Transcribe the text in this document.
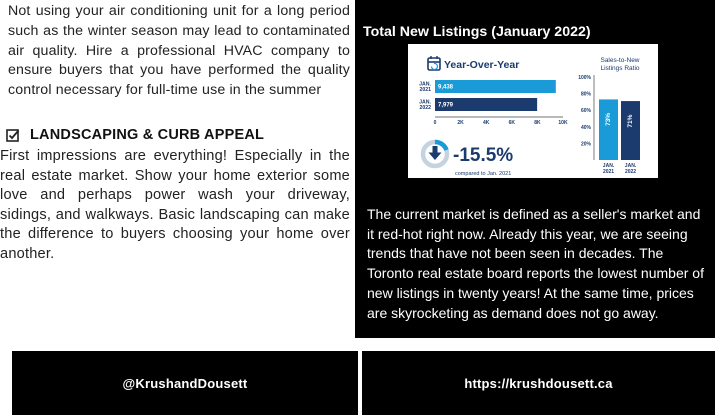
Not using your air conditioning unit for a long period such as the winter season may lead to contaminated air quality. Hire a professional HVAC company to ensure buyers that you have performed the quality control necessary for full-time use in the summer

LANDSCAPING & CURB APPEAL

First impressions are everything! Especially in the real estate market. Show your home exterior some love and perhaps power wash your driveway, sidings, and walkways. Basic landscaping can make the difference to buyers choosing your home over another.

Total New Listings (January 2022)
Year-Over-Year	Sales-to-New
Listings Ratio
JAN.
2021 9,438
JAN.
2022 7,979
0	2K	4K	6K	8K	10K
20%
40%
60%
80%
100%
73%
JAN.
2021
71%
JAN.
2022
-15.5%
compared to Jan. 2021

The current market is defined as a seller's market and it red-hot right now. Already this year, we are seeing trends that have not been seen in decades. The Toronto real estate board reports the lowest number of new listings in twenty years! At the same time, prices are skyrocketing as demand does not go away.

@KrushandDousett	https://krushdousett.ca
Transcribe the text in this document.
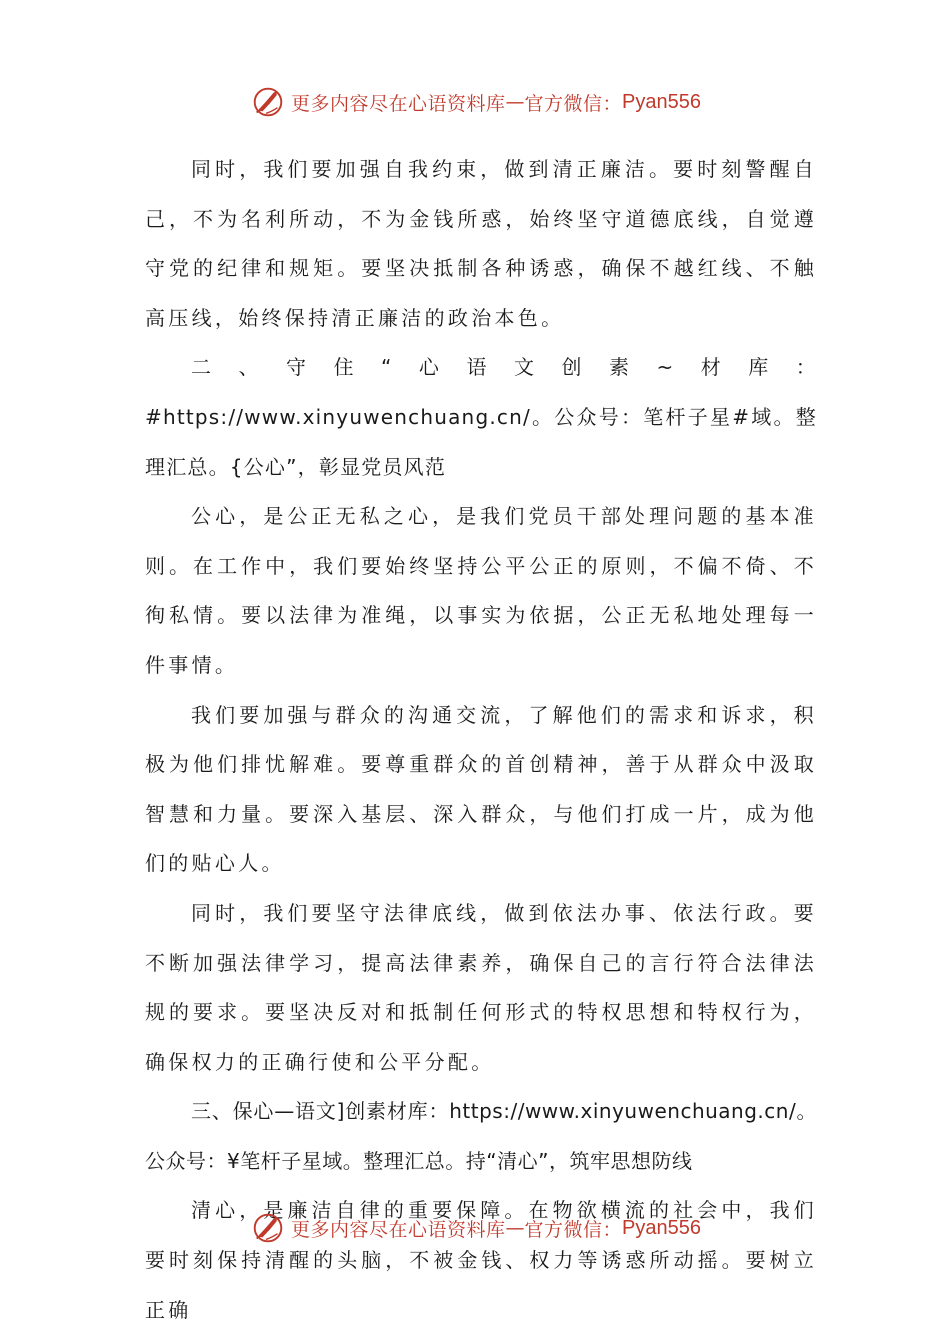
更多内容尽在心语资料库 — 官方微信： Pyan556

同时，我们要加强自我约束，做到清正廉洁。要时刻警醒自己，不为名利所动，不为金钱所惑，始终坚守道德底线，自觉遵守党的纪律和规矩。要坚决抵制各种诱惑，确保不越红线、不触高压线，始终保持清正廉洁的政治本色。

二、守住“心语文创素~材库：#https://www.xinyuwenchuang.cn/。公众号：笔杆子星#域。整理汇总。{公心”，彰显党员风范

公心，是公正无私之心，是我们党员干部处理问题的基本准则。在工作中，我们要始终坚持公平公正的原则，不偏不倚、不徇私情。要以法律为准绳，以事实为依据，公正无私地处理每一件事情。

我们要加强与群众的沟通交流，了解他们的需求和诉求，积极为他们排忧解难。要尊重群众的首创精神，善于从群众中汲取智慧和力量。要深入基层、深入群众，与他们打成一片，成为他们的贴心人。

同时，我们要坚守法律底线，做到依法办事、依法行政。要不断加强法律学习，提高法律素养，确保自己的言行符合法律法规的要求。要坚决反对和抵制任何形式的特权思想和特权行为，确保权力的正确行使和公平分配。

三、保心—语文]创素材库：https://www.xinyuwenchuang.cn/。公众号：¥笔杆子星域。整理汇总。持“清心”，筑牢思想防线

清心，是廉洁自律的重要保障。在物欲横流的社会中，我们要时刻保持清醒的头脑，不被金钱、权力等诱惑所动摇。要树立正确

更多内容尽在心语资料库 — 官方微信： Pyan556
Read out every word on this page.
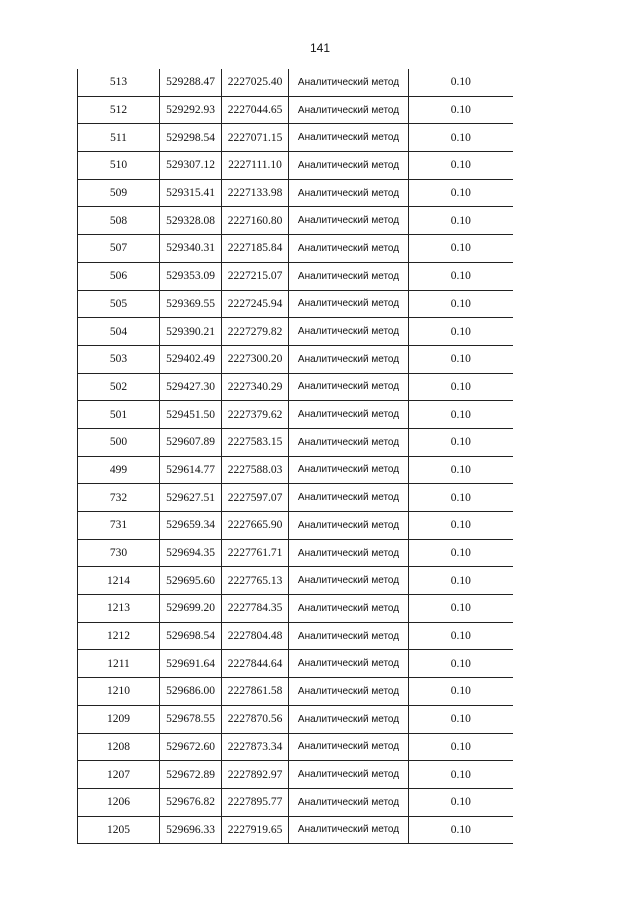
141
513	529288.47	2227025.40	Аналитический метод	0.10
512	529292.93	2227044.65	Аналитический метод	0.10
511	529298.54	2227071.15	Аналитический метод	0.10
510	529307.12	2227111.10	Аналитический метод	0.10
509	529315.41	2227133.98	Аналитический метод	0.10
508	529328.08	2227160.80	Аналитический метод	0.10
507	529340.31	2227185.84	Аналитический метод	0.10
506	529353.09	2227215.07	Аналитический метод	0.10
505	529369.55	2227245.94	Аналитический метод	0.10
504	529390.21	2227279.82	Аналитический метод	0.10
503	529402.49	2227300.20	Аналитический метод	0.10
502	529427.30	2227340.29	Аналитический метод	0.10
501	529451.50	2227379.62	Аналитический метод	0.10
500	529607.89	2227583.15	Аналитический метод	0.10
499	529614.77	2227588.03	Аналитический метод	0.10
732	529627.51	2227597.07	Аналитический метод	0.10
731	529659.34	2227665.90	Аналитический метод	0.10
730	529694.35	2227761.71	Аналитический метод	0.10
1214	529695.60	2227765.13	Аналитический метод	0.10
1213	529699.20	2227784.35	Аналитический метод	0.10
1212	529698.54	2227804.48	Аналитический метод	0.10
1211	529691.64	2227844.64	Аналитический метод	0.10
1210	529686.00	2227861.58	Аналитический метод	0.10
1209	529678.55	2227870.56	Аналитический метод	0.10
1208	529672.60	2227873.34	Аналитический метод	0.10
1207	529672.89	2227892.97	Аналитический метод	0.10
1206	529676.82	2227895.77	Аналитический метод	0.10
1205	529696.33	2227919.65	Аналитический метод	0.10
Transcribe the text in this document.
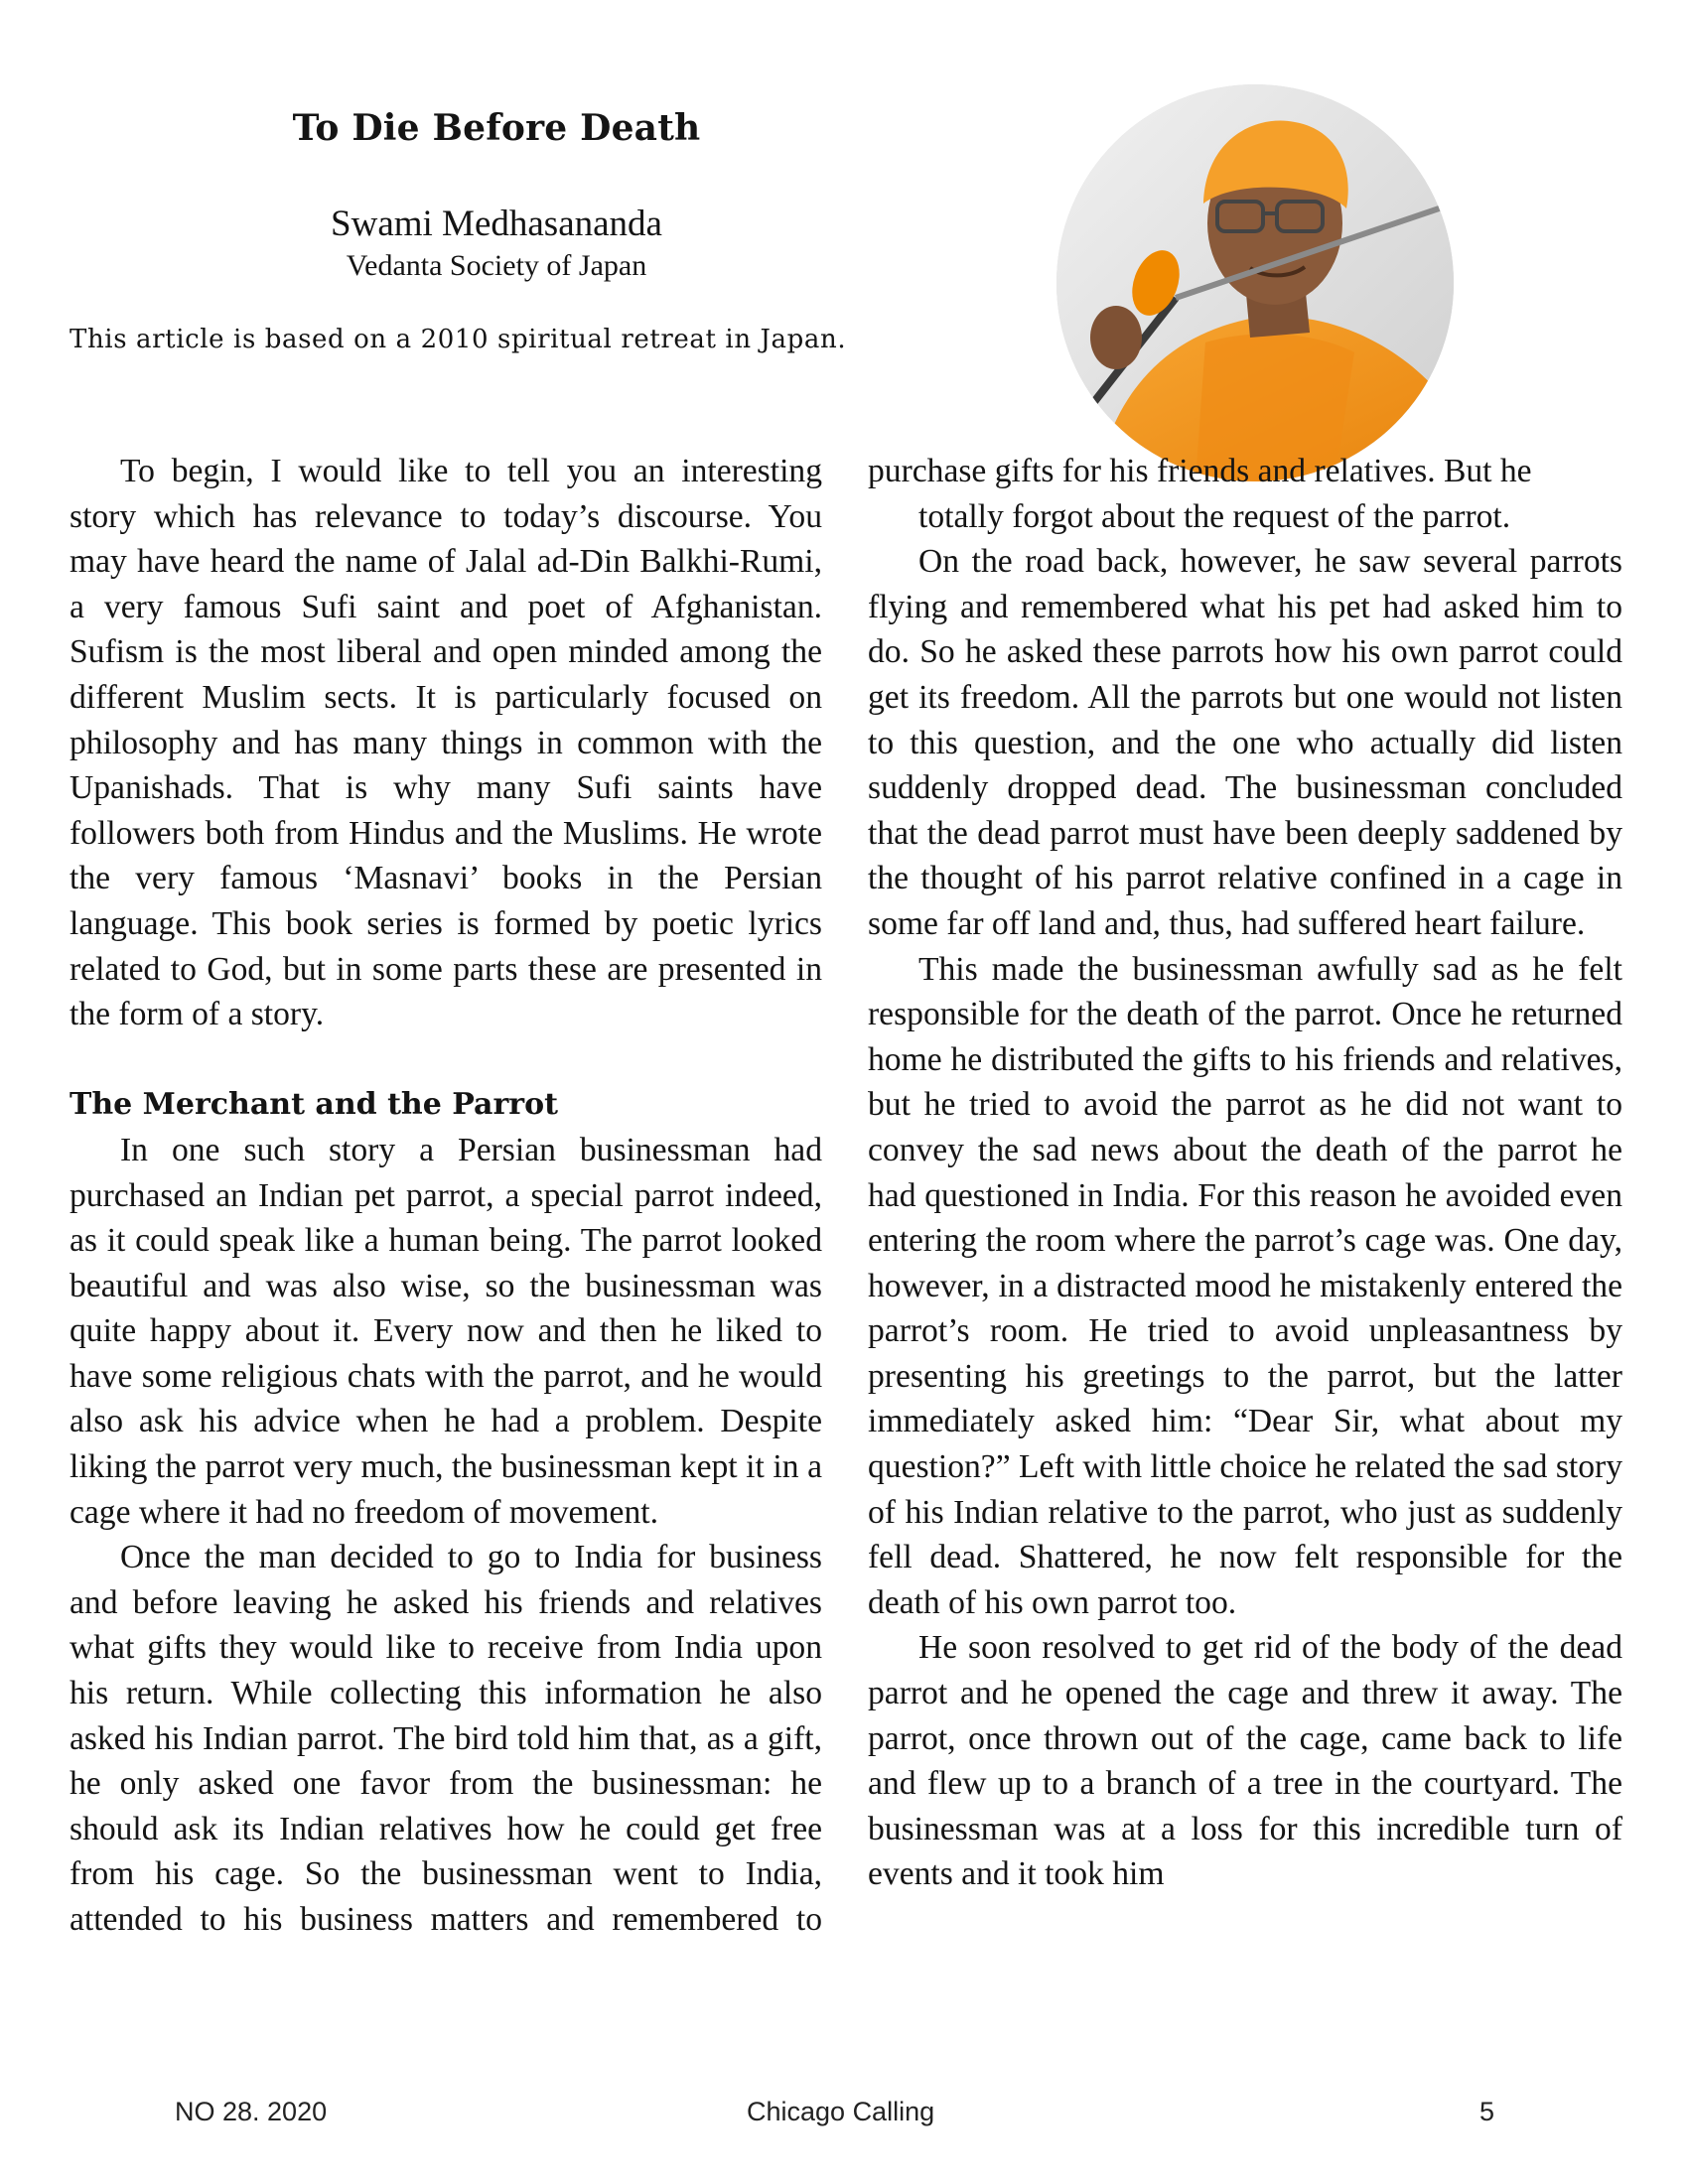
To Die Before Death
Swami Medhasananda
Vedanta Society of Japan
This article is based on a 2010 spiritual retreat in Japan.

To begin, I would like to tell you an interesting story which has relevance to today’s discourse. You may have heard the name of Jalal ad-Din Balkhi-Rumi, a very famous Sufi saint and poet of Afghanistan. Sufism is the most liberal and open minded among the different Muslim sects. It is particularly focused on philosophy and has many things in common with the Upanishads. That is why many Sufi saints have followers both from Hindus and the Muslims. He wrote the very famous ‘Masnavi’ books in the Persian language. This book series is formed by poetic lyrics related to God, but in some parts these are presented in the form of a story.

The Merchant and the Parrot

In one such story a Persian businessman had purchased an Indian pet parrot, a special parrot indeed, as it could speak like a human being. The parrot looked beautiful and was also wise, so the businessman was quite happy about it. Every now and then he liked to have some religious chats with the parrot, and he would also ask his advice when he had a problem. Despite liking the parrot very much, the businessman kept it in a cage where it had no freedom of movement.

Once the man decided to go to India for business and before leaving he asked his friends and relatives what gifts they would like to receive from India upon his return. While collecting this information he also asked his Indian parrot. The bird told him that, as a gift, he only asked one favor from the businessman: he should ask its Indian relatives how he could get free from his cage. So the businessman went to India, attended to his business matters and remembered to

purchase gifts for his friends and relatives. But he

totally forgot about the request of the parrot.

On the road back, however, he saw several parrots flying and remembered what his pet had asked him to do. So he asked these parrots how his own parrot could get its freedom. All the parrots but one would not listen to this question, and the one who actually did listen suddenly dropped dead. The businessman concluded that the dead parrot must have been deeply saddened by the thought of his parrot relative confined in a cage in some far off land and, thus, had suffered heart failure.

This made the businessman awfully sad as he felt responsible for the death of the parrot. Once he returned home he distributed the gifts to his friends and relatives, but he tried to avoid the parrot as he did not want to convey the sad news about the death of the parrot he had questioned in India. For this reason he avoided even entering the room where the parrot’s cage was. One day, however, in a distracted mood he mistakenly entered the parrot’s room. He tried to avoid unpleasantness by presenting his greetings to the parrot, but the latter immediately asked him: “Dear Sir, what about my question?” Left with little choice he related the sad story of his Indian relative to the parrot, who just as suddenly fell dead. Shattered, he now felt responsible for the death of his own parrot too.

He soon resolved to get rid of the body of the dead parrot and he opened the cage and threw it away. The parrot, once thrown out of the cage, came back to life and flew up to a branch of a tree in the courtyard. The businessman was at a loss for this incredible turn of events and it took him

NO 28. 2020	Chicago Calling	5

## [WORK TO DO]
Using the listing above, gather each line that holds the string "estate" and copy it.

## [SOLUTION]
First impressions are everything! Especially in the real estate market. Show your home exterior some love and perhaps power wash your driveway, sidings, and walkways. Basic landscaping can make the difference to buyers choosing your home over another.
The current market is defined as a seller's market and it red-hot right now. Already this year, we are seeing trends that have not been seen in decades. The Toronto real estate board reports the lowest number of new listings in twenty years! At the same time, prices are skyrocketing as demand does not go away.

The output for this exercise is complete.